> _Exercise requirements_
Retype the material in full, keeping every word the same.

(Data extracted from a collection)
<<<<
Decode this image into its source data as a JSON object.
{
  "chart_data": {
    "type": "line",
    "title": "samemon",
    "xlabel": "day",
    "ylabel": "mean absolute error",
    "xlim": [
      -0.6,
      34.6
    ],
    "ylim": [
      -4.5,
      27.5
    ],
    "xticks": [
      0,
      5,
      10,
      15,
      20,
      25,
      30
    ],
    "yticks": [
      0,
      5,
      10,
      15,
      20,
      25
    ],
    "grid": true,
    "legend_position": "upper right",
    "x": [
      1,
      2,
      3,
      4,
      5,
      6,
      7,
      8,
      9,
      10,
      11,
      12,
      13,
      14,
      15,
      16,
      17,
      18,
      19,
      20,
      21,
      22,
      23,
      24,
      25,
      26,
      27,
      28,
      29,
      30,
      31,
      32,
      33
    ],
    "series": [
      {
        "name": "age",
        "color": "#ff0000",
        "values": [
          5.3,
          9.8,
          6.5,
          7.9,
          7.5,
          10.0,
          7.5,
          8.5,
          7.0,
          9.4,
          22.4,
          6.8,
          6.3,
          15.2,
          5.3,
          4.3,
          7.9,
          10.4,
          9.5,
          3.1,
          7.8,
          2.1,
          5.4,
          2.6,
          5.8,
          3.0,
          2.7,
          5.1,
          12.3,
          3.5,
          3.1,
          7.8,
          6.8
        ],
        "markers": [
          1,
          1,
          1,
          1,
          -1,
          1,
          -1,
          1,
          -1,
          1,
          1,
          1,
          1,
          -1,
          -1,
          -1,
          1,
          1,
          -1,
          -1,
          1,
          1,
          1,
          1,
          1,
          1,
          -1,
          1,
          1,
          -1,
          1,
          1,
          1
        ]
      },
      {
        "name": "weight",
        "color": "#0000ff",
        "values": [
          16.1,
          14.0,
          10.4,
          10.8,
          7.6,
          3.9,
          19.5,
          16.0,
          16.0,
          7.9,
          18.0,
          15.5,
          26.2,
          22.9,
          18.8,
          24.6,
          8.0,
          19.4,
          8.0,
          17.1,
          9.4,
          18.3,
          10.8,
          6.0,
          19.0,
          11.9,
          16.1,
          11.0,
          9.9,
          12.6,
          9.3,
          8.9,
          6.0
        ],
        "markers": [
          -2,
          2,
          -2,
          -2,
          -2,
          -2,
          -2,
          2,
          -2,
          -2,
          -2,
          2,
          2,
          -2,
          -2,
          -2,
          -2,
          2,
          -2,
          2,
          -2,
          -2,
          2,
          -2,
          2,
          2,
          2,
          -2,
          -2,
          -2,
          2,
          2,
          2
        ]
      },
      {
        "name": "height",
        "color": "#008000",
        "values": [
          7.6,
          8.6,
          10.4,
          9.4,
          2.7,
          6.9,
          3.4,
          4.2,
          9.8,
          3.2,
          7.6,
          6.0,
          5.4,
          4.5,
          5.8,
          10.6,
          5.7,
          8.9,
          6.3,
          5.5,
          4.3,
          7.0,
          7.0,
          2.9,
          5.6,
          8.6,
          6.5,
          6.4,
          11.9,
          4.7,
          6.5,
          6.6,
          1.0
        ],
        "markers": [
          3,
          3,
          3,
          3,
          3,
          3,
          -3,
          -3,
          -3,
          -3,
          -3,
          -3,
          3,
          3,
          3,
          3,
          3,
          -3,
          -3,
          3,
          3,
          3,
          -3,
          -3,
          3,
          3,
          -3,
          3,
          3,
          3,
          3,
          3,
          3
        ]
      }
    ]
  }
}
>>>>
> _Solution to the exercise_
Decode this image into its source data as a JSON object.
{
  "chart_data": {
    "type": "line",
    "title": "samemon",
    "xlabel": "day",
    "ylabel": "mean absolute error",
    "xlim": [
      -0.6,
      34.6
    ],
    "ylim": [
      -4.5,
      27.5
    ],
    "xticks": [
      0,
      5,
      10,
      15,
      20,
      25,
      30
    ],
    "yticks": [
      0,
      5,
      10,
      15,
      20,
      25
    ],
    "grid": true,
    "legend_position": "upper right",
    "x": [
      1,
      2,
      3,
      4,
      5,
      6,
      7,
      8,
      9,
      10,
      11,
      12,
      13,
      14,
      15,
      16,
      17,
      18,
      19,
      20,
      21,
      22,
      23,
      24,
      25,
      26,
      27,
      28,
      29,
      30,
      31,
      32,
      33
    ],
    "series": [
      {
        "name": "age",
        "color": "#ff0000",
        "values": [
          5.3,
          9.8,
          6.5,
          7.9,
          7.5,
          10.0,
          7.5,
          8.5,
          7.0,
          9.4,
          22.4,
          6.8,
          6.3,
          15.2,
          5.3,
          4.3,
          7.9,
          10.4,
          9.5,
          3.1,
          7.8,
          2.1,
          5.4,
          2.6,
          5.8,
          3.0,
          2.7,
          5.1,
          12.3,
          3.5,
          3.1,
          7.8,
          6.8
        ],
        "markers": [
          1,
          1,
          1,
          1,
          -1,
          1,
          -1,
          1,
          -1,
          1,
          1,
          1,
          1,
          -1,
          -1,
          -1,
          1,
          1,
          -1,
          -1,
          1,
          1,
          1,
          1,
          1,
          1,
          -1,
          1,
          1,
          -1,
          1,
          1,
          1
        ]
      },
      {
        "name": "weight",
        "color": "#0000ff",
        "values": [
          16.1,
          14.0,
          10.4,
          10.8,
          7.6,
          3.9,
          19.5,
          16.0,
          16.0,
          7.9,
          18.0,
          15.5,
          26.2,
          22.9,
          18.8,
          24.6,
          8.0,
          19.4,
          8.0,
          17.1,
          9.4,
          18.3,
          10.8,
          6.0,
          19.0,
          11.9,
          16.1,
          11.0,
          9.9,
          12.6,
          9.3,
          8.9,
          6.0
        ],
        "markers": [
          -2,
          2,
          -2,
          -2,
          -2,
          -2,
          -2,
          2,
          -2,
          -2,
          -2,
          2,
          2,
          -2,
          -2,
          -2,
          -2,
          2,
          -2,
          2,
          -2,
          -2,
          2,
          -2,
          2,
          2,
          2,
          -2,
          -2,
          -2,
          2,
          2,
          2
        ]
      },
      {
        "name": "height",
        "color": "#008000",
        "values": [
          7.6,
          8.6,
          10.4,
          9.4,
          2.7,
          6.9,
          3.4,
          4.2,
          9.8,
          3.2,
          7.6,
          6.0,
          5.4,
          4.5,
          5.8,
          10.6,
          5.7,
          8.9,
          6.3,
          5.5,
          4.3,
          7.0,
          7.0,
          2.9,
          5.6,
          8.6,
          6.5,
          6.4,
          11.9,
          4.7,
          6.5,
          6.6,
          1.0
        ],
        "markers": [
          3,
          3,
          3,
          3,
          3,
          3,
          -3,
          -3,
          -3,
          -3,
          -3,
          -3,
          3,
          3,
          3,
          3,
          3,
          -3,
          -3,
          3,
          3,
          3,
          -3,
          -3,
          3,
          3,
          -3,
          3,
          3,
          3,
          3,
          3,
          3
        ]
      }
    ]
  }
}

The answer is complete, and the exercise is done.